→ Entries shown

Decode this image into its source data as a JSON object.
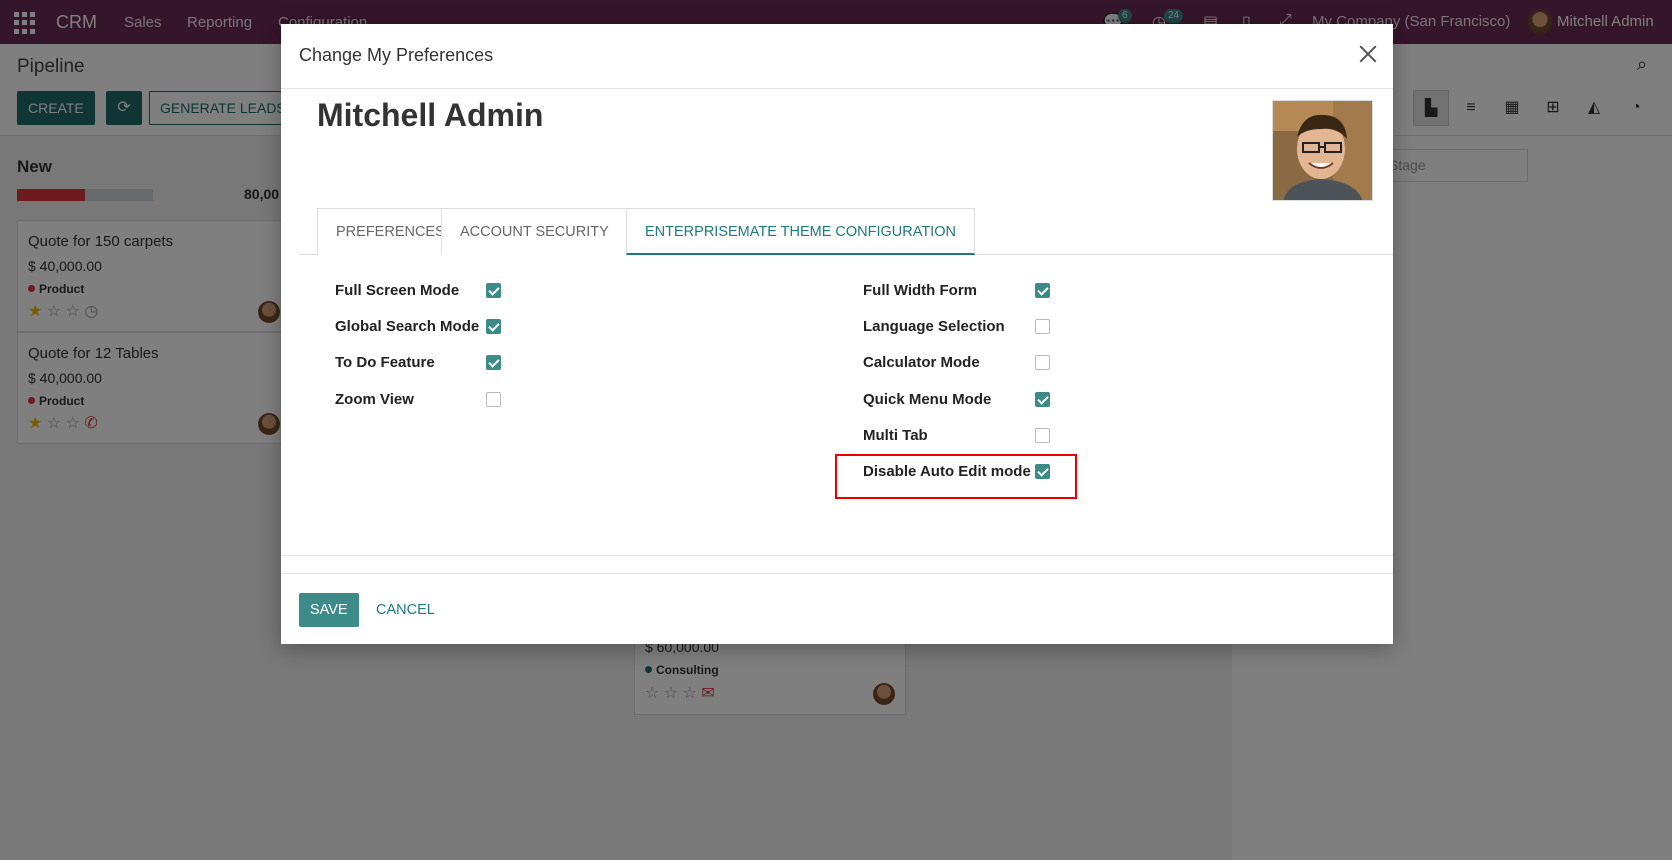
{
  "topnav": {
    "brand": "CRM",
    "menu": [
      "Sales",
      "Reporting",
      "Configuration"
    ],
    "chat_count": "6",
    "activity_count": "24",
    "company": "My Company (San Francisco)",
    "user": "Mitchell Admin"
  },
  "control": {
    "breadcrumb": "Pipeline",
    "create_label": "CREATE",
    "generate_label": "GENERATE LEADS",
    "stage_placeholder": "Stage"
  },
  "kanban": {
    "column_title": "New",
    "column_total": "80,00",
    "progress_fraction": 0.5,
    "cards": [
      {
        "title": "Quote for 150 carpets",
        "amount": "$ 40,000.00",
        "tag": "Product"
      },
      {
        "title": "Quote for 12 Tables",
        "amount": "$ 40,000.00",
        "tag": "Product"
      }
    ],
    "mid_card": {
      "amount": "$ 60,000.00",
      "tag": "Consulting"
    }
  },
  "modal": {
    "title": "Change My Preferences",
    "user_name": "Mitchell Admin",
    "tabs": [
      "PREFERENCES",
      "ACCOUNT SECURITY",
      "ENTERPRISEMATE THEME CONFIGURATION"
    ],
    "active_tab": 2,
    "left_fields": [
      {
        "label": "Full Screen Mode",
        "checked": true
      },
      {
        "label": "Global Search Mode",
        "checked": true
      },
      {
        "label": "To Do Feature",
        "checked": true
      },
      {
        "label": "Zoom View",
        "checked": false
      }
    ],
    "right_fields": [
      {
        "label": "Full Width Form",
        "checked": true
      },
      {
        "label": "Language Selection",
        "checked": false
      },
      {
        "label": "Calculator Mode",
        "checked": false
      },
      {
        "label": "Quick Menu Mode",
        "checked": true
      },
      {
        "label": "Multi Tab",
        "checked": false
      },
      {
        "label": "Disable Auto Edit mode",
        "checked": true
      }
    ],
    "save_label": "SAVE",
    "cancel_label": "CANCEL"
  },
  "colors": {
    "nav": "#6b2a53",
    "accent": "#3d8b89",
    "highlight": "#e00000"
  }
}
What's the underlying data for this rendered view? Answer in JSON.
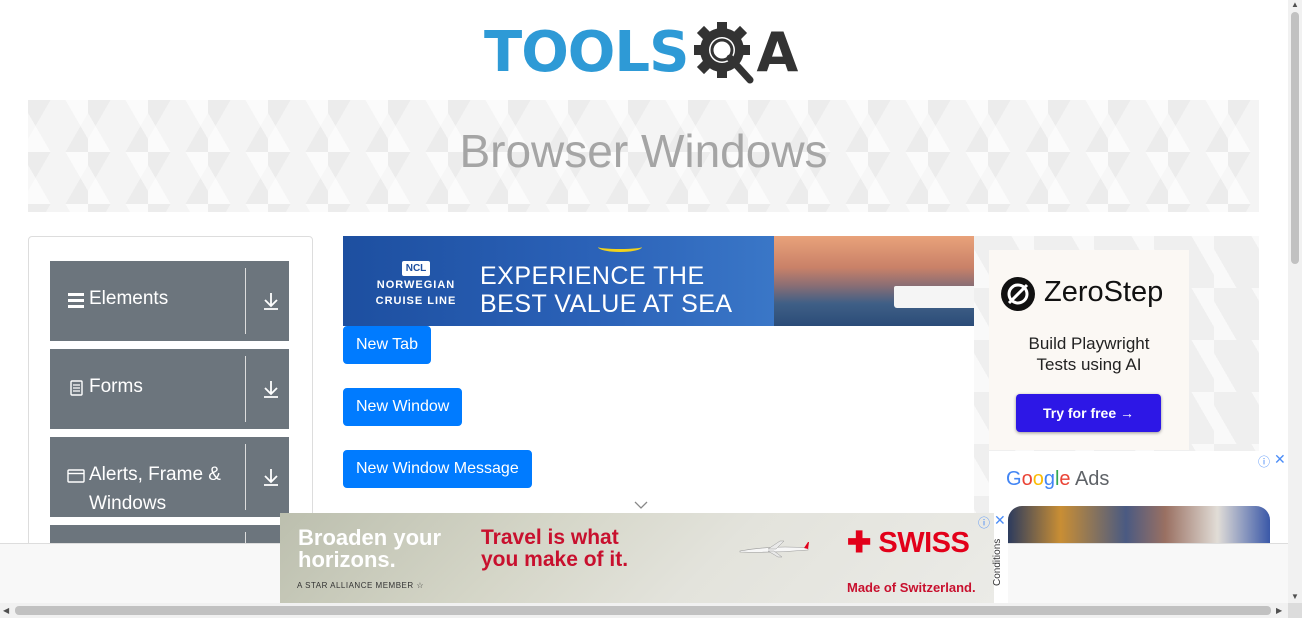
{
  "header": {
    "logo_tools": "TOOLS",
    "logo_a": "A"
  },
  "banner": {
    "title": "Browser Windows"
  },
  "sidebar": {
    "groups": [
      {
        "label": "Elements",
        "icon": "hamburger-icon"
      },
      {
        "label": "Forms",
        "icon": "form-document-icon"
      },
      {
        "label": "Alerts, Frame &",
        "label2": "Windows",
        "icon": "browser-window-icon"
      }
    ]
  },
  "main": {
    "ad_ncl": {
      "brand_badge": "NCL",
      "brand_line1": "NORWEGIAN",
      "brand_line2": "CRUISE LINE",
      "headline1": "EXPERIENCE THE",
      "headline2": "BEST VALUE AT SEA"
    },
    "buttons": {
      "new_tab": "New Tab",
      "new_window": "New Window",
      "new_window_message": "New Window Message"
    }
  },
  "ads_right": {
    "zerostep": {
      "name": "ZeroStep",
      "tagline1": "Build Playwright",
      "tagline2": "Tests using AI",
      "cta": "Try for free →"
    },
    "google_ads": {
      "g": "G",
      "o1": "o",
      "o2": "o",
      "g2": "g",
      "l": "l",
      "e": "e",
      "ads": " Ads",
      "info_glyph": "ⓘ",
      "close_glyph": "✕"
    }
  },
  "ad_bottom": {
    "left_line1": "Broaden your",
    "left_line2": "horizons.",
    "star_alliance": "A STAR ALLIANCE MEMBER ☆",
    "mid_line1": "Travel is what",
    "mid_line2": "you make of it.",
    "logo": "✚ SWISS",
    "made": "Made of Switzerland.",
    "info_glyph": "ⓘ",
    "close_glyph": "✕",
    "conditions": "Conditions"
  },
  "colors": {
    "primary_button": "#007bff",
    "sidebar_group": "#6c757d",
    "logo_blue": "#2e9ad6",
    "zerostep_button": "#2d17e6",
    "swiss_red": "#e2001a"
  }
}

→ Short problem
Transcribe the material exactly, keeping every word and none of the pictures.

→ Answer to this problem
Decode this image into its source data as a JSON object.
{
  "topnav": {
    "brand": "CRM",
    "menu": [
      "Sales",
      "Reporting",
      "Configuration"
    ],
    "chat_count": "6",
    "activity_count": "24",
    "company": "My Company (San Francisco)",
    "user": "Mitchell Admin"
  },
  "control": {
    "breadcrumb": "Pipeline",
    "create_label": "CREATE",
    "generate_label": "GENERATE LEADS",
    "stage_placeholder": "Stage"
  },
  "kanban": {
    "column_title": "New",
    "column_total": "80,00",
    "progress_fraction": 0.5,
    "cards": [
      {
        "title": "Quote for 150 carpets",
        "amount": "$ 40,000.00",
        "tag": "Product"
      },
      {
        "title": "Quote for 12 Tables",
        "amount": "$ 40,000.00",
        "tag": "Product"
      }
    ],
    "mid_card": {
      "amount": "$ 60,000.00",
      "tag": "Consulting"
    }
  },
  "modal": {
    "title": "Change My Preferences",
    "user_name": "Mitchell Admin",
    "tabs": [
      "PREFERENCES",
      "ACCOUNT SECURITY",
      "ENTERPRISEMATE THEME CONFIGURATION"
    ],
    "active_tab": 2,
    "left_fields": [
      {
        "label": "Full Screen Mode",
        "checked": true
      },
      {
        "label": "Global Search Mode",
        "checked": true
      },
      {
        "label": "To Do Feature",
        "checked": true
      },
      {
        "label": "Zoom View",
        "checked": false
      }
    ],
    "right_fields": [
      {
        "label": "Full Width Form",
        "checked": true
      },
      {
        "label": "Language Selection",
        "checked": false
      },
      {
        "label": "Calculator Mode",
        "checked": false
      },
      {
        "label": "Quick Menu Mode",
        "checked": true
      },
      {
        "label": "Multi Tab",
        "checked": false
      },
      {
        "label": "Disable Auto Edit mode",
        "checked": true
      }
    ],
    "save_label": "SAVE",
    "cancel_label": "CANCEL"
  },
  "colors": {
    "nav": "#6b2a53",
    "accent": "#3d8b89",
    "highlight": "#e00000"
  }
}
What's the underlying data for this rendered view? Answer in JSON.
{
  "header": {
    "logo_tools": "TOOLS",
    "logo_a": "A"
  },
  "banner": {
    "title": "Browser Windows"
  },
  "sidebar": {
    "groups": [
      {
        "label": "Elements",
        "icon": "hamburger-icon"
      },
      {
        "label": "Forms",
        "icon": "form-document-icon"
      },
      {
        "label": "Alerts, Frame &",
        "label2": "Windows",
        "icon": "browser-window-icon"
      }
    ]
  },
  "main": {
    "ad_ncl": {
      "brand_badge": "NCL",
      "brand_line1": "NORWEGIAN",
      "brand_line2": "CRUISE LINE",
      "headline1": "EXPERIENCE THE",
      "headline2": "BEST VALUE AT SEA"
    },
    "buttons": {
      "new_tab": "New Tab",
      "new_window": "New Window",
      "new_window_message": "New Window Message"
    }
  },
  "ads_right": {
    "zerostep": {
      "name": "ZeroStep",
      "tagline1": "Build Playwright",
      "tagline2": "Tests using AI",
      "cta": "Try for free →"
    },
    "google_ads": {
      "g": "G",
      "o1": "o",
      "o2": "o",
      "g2": "g",
      "l": "l",
      "e": "e",
      "ads": " Ads",
      "info_glyph": "ⓘ",
      "close_glyph": "✕"
    }
  },
  "ad_bottom": {
    "left_line1": "Broaden your",
    "left_line2": "horizons.",
    "star_alliance": "A STAR ALLIANCE MEMBER ☆",
    "mid_line1": "Travel is what",
    "mid_line2": "you make of it.",
    "logo": "✚ SWISS",
    "made": "Made of Switzerland.",
    "info_glyph": "ⓘ",
    "close_glyph": "✕",
    "conditions": "Conditions"
  },
  "colors": {
    "primary_button": "#007bff",
    "sidebar_group": "#6c757d",
    "logo_blue": "#2e9ad6",
    "zerostep_button": "#2d17e6",
    "swiss_red": "#e2001a"
  }
}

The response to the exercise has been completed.